» **Stated problem**: Provide the data again in its entirety, exactly as given.

» **Dataset excerpts**:

**********

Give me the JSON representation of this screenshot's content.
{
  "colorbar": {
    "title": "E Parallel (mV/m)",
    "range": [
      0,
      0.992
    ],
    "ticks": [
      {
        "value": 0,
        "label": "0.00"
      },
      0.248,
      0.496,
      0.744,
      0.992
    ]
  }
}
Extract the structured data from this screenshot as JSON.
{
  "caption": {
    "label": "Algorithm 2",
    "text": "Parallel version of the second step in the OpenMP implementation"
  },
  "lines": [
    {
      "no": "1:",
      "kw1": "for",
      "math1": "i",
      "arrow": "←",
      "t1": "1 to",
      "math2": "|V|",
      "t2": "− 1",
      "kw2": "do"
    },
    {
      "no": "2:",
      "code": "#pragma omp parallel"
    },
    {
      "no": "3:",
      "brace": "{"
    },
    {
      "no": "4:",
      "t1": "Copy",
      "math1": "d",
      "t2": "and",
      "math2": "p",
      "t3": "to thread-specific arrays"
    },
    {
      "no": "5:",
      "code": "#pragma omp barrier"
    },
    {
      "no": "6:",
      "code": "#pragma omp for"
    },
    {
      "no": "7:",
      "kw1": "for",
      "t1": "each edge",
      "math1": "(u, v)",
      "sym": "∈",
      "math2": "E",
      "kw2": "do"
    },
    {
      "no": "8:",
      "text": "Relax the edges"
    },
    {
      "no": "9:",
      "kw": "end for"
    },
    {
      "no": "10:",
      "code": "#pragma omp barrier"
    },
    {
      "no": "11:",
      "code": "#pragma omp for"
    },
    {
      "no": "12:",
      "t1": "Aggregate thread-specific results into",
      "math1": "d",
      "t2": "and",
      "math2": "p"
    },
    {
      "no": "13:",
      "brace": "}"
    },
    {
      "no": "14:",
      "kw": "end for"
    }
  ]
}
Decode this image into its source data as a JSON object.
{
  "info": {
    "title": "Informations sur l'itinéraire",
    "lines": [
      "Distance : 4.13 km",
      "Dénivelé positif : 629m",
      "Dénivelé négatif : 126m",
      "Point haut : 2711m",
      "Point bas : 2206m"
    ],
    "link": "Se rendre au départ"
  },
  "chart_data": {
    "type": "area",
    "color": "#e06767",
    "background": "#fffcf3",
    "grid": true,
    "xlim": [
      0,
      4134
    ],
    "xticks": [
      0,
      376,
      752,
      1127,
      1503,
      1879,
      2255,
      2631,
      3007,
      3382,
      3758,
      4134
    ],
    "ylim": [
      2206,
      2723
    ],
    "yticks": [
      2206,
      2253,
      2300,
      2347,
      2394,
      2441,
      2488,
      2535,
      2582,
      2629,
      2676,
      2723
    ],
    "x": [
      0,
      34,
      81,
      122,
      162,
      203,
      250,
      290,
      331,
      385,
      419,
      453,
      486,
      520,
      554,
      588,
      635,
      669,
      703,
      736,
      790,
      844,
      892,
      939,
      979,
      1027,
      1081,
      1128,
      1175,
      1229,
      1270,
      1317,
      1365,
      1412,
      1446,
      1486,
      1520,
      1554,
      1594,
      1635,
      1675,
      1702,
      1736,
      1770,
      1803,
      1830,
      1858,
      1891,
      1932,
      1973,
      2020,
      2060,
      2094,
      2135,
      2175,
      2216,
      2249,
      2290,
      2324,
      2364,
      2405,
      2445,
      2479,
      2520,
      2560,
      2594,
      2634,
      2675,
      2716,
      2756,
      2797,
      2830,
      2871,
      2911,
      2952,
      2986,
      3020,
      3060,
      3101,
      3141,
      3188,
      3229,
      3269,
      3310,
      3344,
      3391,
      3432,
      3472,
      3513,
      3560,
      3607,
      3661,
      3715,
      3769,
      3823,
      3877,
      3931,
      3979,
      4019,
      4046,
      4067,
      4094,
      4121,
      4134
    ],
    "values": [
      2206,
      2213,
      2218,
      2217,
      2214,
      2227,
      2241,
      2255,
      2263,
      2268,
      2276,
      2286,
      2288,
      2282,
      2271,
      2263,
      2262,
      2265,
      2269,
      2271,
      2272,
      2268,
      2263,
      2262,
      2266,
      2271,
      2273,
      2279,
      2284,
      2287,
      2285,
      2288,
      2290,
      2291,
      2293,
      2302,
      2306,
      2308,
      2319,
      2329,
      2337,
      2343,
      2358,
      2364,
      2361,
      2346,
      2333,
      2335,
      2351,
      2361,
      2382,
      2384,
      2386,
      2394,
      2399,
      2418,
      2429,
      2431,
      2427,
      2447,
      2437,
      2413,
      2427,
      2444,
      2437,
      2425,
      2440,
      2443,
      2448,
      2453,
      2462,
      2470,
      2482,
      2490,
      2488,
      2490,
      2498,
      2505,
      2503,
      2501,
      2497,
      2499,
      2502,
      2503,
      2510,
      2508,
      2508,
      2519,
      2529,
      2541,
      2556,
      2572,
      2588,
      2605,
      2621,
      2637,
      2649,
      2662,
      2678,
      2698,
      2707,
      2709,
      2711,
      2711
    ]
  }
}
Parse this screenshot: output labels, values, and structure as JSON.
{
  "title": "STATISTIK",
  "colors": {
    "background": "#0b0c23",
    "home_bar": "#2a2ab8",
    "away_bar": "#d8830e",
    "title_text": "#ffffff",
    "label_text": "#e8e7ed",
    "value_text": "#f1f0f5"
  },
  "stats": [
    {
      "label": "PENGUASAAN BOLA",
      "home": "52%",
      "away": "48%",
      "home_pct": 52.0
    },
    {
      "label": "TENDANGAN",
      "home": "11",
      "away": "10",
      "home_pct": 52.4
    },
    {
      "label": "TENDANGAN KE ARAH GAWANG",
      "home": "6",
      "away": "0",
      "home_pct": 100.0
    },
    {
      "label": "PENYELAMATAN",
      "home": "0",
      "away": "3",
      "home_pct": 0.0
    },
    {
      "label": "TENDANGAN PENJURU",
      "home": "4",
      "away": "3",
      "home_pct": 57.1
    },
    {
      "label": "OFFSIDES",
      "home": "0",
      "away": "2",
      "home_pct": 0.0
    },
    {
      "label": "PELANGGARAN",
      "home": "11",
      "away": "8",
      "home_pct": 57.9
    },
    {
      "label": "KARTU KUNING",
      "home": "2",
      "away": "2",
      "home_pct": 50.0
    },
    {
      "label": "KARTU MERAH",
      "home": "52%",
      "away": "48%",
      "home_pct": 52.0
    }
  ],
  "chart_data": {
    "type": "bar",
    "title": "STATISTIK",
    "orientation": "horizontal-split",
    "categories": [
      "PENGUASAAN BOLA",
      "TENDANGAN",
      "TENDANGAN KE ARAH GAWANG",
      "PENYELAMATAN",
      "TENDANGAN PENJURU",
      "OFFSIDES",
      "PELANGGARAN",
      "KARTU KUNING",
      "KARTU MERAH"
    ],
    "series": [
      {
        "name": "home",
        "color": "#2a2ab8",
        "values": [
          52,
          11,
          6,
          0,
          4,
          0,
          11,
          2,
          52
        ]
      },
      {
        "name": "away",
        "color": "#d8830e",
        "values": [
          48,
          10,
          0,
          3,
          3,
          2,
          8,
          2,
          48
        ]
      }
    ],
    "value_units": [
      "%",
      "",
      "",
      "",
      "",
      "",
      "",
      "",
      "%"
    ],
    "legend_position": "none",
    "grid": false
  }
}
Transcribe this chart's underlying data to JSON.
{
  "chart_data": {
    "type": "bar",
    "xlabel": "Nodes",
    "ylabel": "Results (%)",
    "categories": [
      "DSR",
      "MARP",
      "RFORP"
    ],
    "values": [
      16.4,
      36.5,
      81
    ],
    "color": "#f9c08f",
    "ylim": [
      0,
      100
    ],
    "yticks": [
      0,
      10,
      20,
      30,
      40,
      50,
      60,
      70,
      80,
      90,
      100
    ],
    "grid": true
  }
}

**********

» **The reply**:
Give me the JSON representation of this screenshot's content.
{
  "colorbar": {
    "title": "E Parallel (mV/m)",
    "range": [
      0,
      0.992
    ],
    "ticks": [
      {
        "value": 0,
        "label": "0.00"
      },
      0.248,
      0.496,
      0.744,
      0.992
    ]
  }
}
Extract the structured data from this screenshot as JSON.
{
  "caption": {
    "label": "Algorithm 2",
    "text": "Parallel version of the second step in the OpenMP implementation"
  },
  "lines": [
    {
      "no": "1:",
      "kw1": "for",
      "math1": "i",
      "arrow": "←",
      "t1": "1 to",
      "math2": "|V|",
      "t2": "− 1",
      "kw2": "do"
    },
    {
      "no": "2:",
      "code": "#pragma omp parallel"
    },
    {
      "no": "3:",
      "brace": "{"
    },
    {
      "no": "4:",
      "t1": "Copy",
      "math1": "d",
      "t2": "and",
      "math2": "p",
      "t3": "to thread-specific arrays"
    },
    {
      "no": "5:",
      "code": "#pragma omp barrier"
    },
    {
      "no": "6:",
      "code": "#pragma omp for"
    },
    {
      "no": "7:",
      "kw1": "for",
      "t1": "each edge",
      "math1": "(u, v)",
      "sym": "∈",
      "math2": "E",
      "kw2": "do"
    },
    {
      "no": "8:",
      "text": "Relax the edges"
    },
    {
      "no": "9:",
      "kw": "end for"
    },
    {
      "no": "10:",
      "code": "#pragma omp barrier"
    },
    {
      "no": "11:",
      "code": "#pragma omp for"
    },
    {
      "no": "12:",
      "t1": "Aggregate thread-specific results into",
      "math1": "d",
      "t2": "and",
      "math2": "p"
    },
    {
      "no": "13:",
      "brace": "}"
    },
    {
      "no": "14:",
      "kw": "end for"
    }
  ]
}
Decode this image into its source data as a JSON object.
{
  "info": {
    "title": "Informations sur l'itinéraire",
    "lines": [
      "Distance : 4.13 km",
      "Dénivelé positif : 629m",
      "Dénivelé négatif : 126m",
      "Point haut : 2711m",
      "Point bas : 2206m"
    ],
    "link": "Se rendre au départ"
  },
  "chart_data": {
    "type": "area",
    "color": "#e06767",
    "background": "#fffcf3",
    "grid": true,
    "xlim": [
      0,
      4134
    ],
    "xticks": [
      0,
      376,
      752,
      1127,
      1503,
      1879,
      2255,
      2631,
      3007,
      3382,
      3758,
      4134
    ],
    "ylim": [
      2206,
      2723
    ],
    "yticks": [
      2206,
      2253,
      2300,
      2347,
      2394,
      2441,
      2488,
      2535,
      2582,
      2629,
      2676,
      2723
    ],
    "x": [
      0,
      34,
      81,
      122,
      162,
      203,
      250,
      290,
      331,
      385,
      419,
      453,
      486,
      520,
      554,
      588,
      635,
      669,
      703,
      736,
      790,
      844,
      892,
      939,
      979,
      1027,
      1081,
      1128,
      1175,
      1229,
      1270,
      1317,
      1365,
      1412,
      1446,
      1486,
      1520,
      1554,
      1594,
      1635,
      1675,
      1702,
      1736,
      1770,
      1803,
      1830,
      1858,
      1891,
      1932,
      1973,
      2020,
      2060,
      2094,
      2135,
      2175,
      2216,
      2249,
      2290,
      2324,
      2364,
      2405,
      2445,
      2479,
      2520,
      2560,
      2594,
      2634,
      2675,
      2716,
      2756,
      2797,
      2830,
      2871,
      2911,
      2952,
      2986,
      3020,
      3060,
      3101,
      3141,
      3188,
      3229,
      3269,
      3310,
      3344,
      3391,
      3432,
      3472,
      3513,
      3560,
      3607,
      3661,
      3715,
      3769,
      3823,
      3877,
      3931,
      3979,
      4019,
      4046,
      4067,
      4094,
      4121,
      4134
    ],
    "values": [
      2206,
      2213,
      2218,
      2217,
      2214,
      2227,
      2241,
      2255,
      2263,
      2268,
      2276,
      2286,
      2288,
      2282,
      2271,
      2263,
      2262,
      2265,
      2269,
      2271,
      2272,
      2268,
      2263,
      2262,
      2266,
      2271,
      2273,
      2279,
      2284,
      2287,
      2285,
      2288,
      2290,
      2291,
      2293,
      2302,
      2306,
      2308,
      2319,
      2329,
      2337,
      2343,
      2358,
      2364,
      2361,
      2346,
      2333,
      2335,
      2351,
      2361,
      2382,
      2384,
      2386,
      2394,
      2399,
      2418,
      2429,
      2431,
      2427,
      2447,
      2437,
      2413,
      2427,
      2444,
      2437,
      2425,
      2440,
      2443,
      2448,
      2453,
      2462,
      2470,
      2482,
      2490,
      2488,
      2490,
      2498,
      2505,
      2503,
      2501,
      2497,
      2499,
      2502,
      2503,
      2510,
      2508,
      2508,
      2519,
      2529,
      2541,
      2556,
      2572,
      2588,
      2605,
      2621,
      2637,
      2649,
      2662,
      2678,
      2698,
      2707,
      2709,
      2711,
      2711
    ]
  }
}
Parse this screenshot: output labels, values, and structure as JSON.
{
  "title": "STATISTIK",
  "colors": {
    "background": "#0b0c23",
    "home_bar": "#2a2ab8",
    "away_bar": "#d8830e",
    "title_text": "#ffffff",
    "label_text": "#e8e7ed",
    "value_text": "#f1f0f5"
  },
  "stats": [
    {
      "label": "PENGUASAAN BOLA",
      "home": "52%",
      "away": "48%",
      "home_pct": 52.0
    },
    {
      "label": "TENDANGAN",
      "home": "11",
      "away": "10",
      "home_pct": 52.4
    },
    {
      "label": "TENDANGAN KE ARAH GAWANG",
      "home": "6",
      "away": "0",
      "home_pct": 100.0
    },
    {
      "label": "PENYELAMATAN",
      "home": "0",
      "away": "3",
      "home_pct": 0.0
    },
    {
      "label": "TENDANGAN PENJURU",
      "home": "4",
      "away": "3",
      "home_pct": 57.1
    },
    {
      "label": "OFFSIDES",
      "home": "0",
      "away": "2",
      "home_pct": 0.0
    },
    {
      "label": "PELANGGARAN",
      "home": "11",
      "away": "8",
      "home_pct": 57.9
    },
    {
      "label": "KARTU KUNING",
      "home": "2",
      "away": "2",
      "home_pct": 50.0
    },
    {
      "label": "KARTU MERAH",
      "home": "52%",
      "away": "48%",
      "home_pct": 52.0
    }
  ],
  "chart_data": {
    "type": "bar",
    "title": "STATISTIK",
    "orientation": "horizontal-split",
    "categories": [
      "PENGUASAAN BOLA",
      "TENDANGAN",
      "TENDANGAN KE ARAH GAWANG",
      "PENYELAMATAN",
      "TENDANGAN PENJURU",
      "OFFSIDES",
      "PELANGGARAN",
      "KARTU KUNING",
      "KARTU MERAH"
    ],
    "series": [
      {
        "name": "home",
        "color": "#2a2ab8",
        "values": [
          52,
          11,
          6,
          0,
          4,
          0,
          11,
          2,
          52
        ]
      },
      {
        "name": "away",
        "color": "#d8830e",
        "values": [
          48,
          10,
          0,
          3,
          3,
          2,
          8,
          2,
          48
        ]
      }
    ],
    "value_units": [
      "%",
      "",
      "",
      "",
      "",
      "",
      "",
      "",
      "%"
    ],
    "legend_position": "none",
    "grid": false
  }
}
Transcribe this chart's underlying data to JSON.
{
  "chart_data": {
    "type": "bar",
    "xlabel": "Nodes",
    "ylabel": "Results (%)",
    "categories": [
      "DSR",
      "MARP",
      "RFORP"
    ],
    "values": [
      16.4,
      36.5,
      81
    ],
    "color": "#f9c08f",
    "ylim": [
      0,
      100
    ],
    "yticks": [
      0,
      10,
      20,
      30,
      40,
      50,
      60,
      70,
      80,
      90,
      100
    ],
    "grid": true
  }
}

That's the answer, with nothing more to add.